:: WHAT THE EXERCISE ASKS ::
Read the listing below and copy out every line that holds "value".

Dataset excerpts
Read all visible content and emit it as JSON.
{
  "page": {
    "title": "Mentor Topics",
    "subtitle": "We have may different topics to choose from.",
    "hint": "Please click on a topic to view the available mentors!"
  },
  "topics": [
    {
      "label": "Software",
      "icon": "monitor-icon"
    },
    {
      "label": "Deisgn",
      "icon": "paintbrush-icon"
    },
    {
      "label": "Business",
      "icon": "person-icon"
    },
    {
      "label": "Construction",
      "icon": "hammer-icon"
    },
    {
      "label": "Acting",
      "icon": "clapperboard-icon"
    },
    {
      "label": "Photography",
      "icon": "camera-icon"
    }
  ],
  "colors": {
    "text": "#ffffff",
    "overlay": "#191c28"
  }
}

* * *

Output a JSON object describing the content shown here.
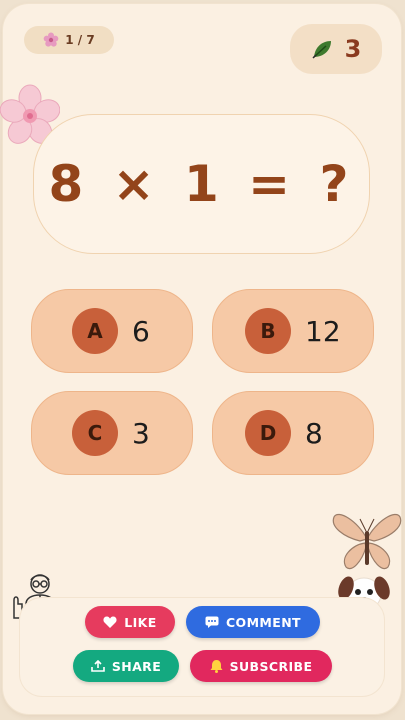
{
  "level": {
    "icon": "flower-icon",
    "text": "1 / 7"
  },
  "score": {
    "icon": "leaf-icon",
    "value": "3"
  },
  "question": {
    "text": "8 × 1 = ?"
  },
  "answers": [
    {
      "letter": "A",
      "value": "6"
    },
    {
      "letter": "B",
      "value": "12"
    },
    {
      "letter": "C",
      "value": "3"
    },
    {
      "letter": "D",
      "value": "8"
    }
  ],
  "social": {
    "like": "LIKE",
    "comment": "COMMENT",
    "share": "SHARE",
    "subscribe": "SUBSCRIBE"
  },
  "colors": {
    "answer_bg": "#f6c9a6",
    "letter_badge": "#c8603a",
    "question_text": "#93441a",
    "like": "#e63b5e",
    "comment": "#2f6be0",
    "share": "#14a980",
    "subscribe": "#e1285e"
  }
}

:: WRITTEN REPLY ::
    "value": "3"
      "value": "6"
      "value": "12"
      "value": "3"
      "value": "8"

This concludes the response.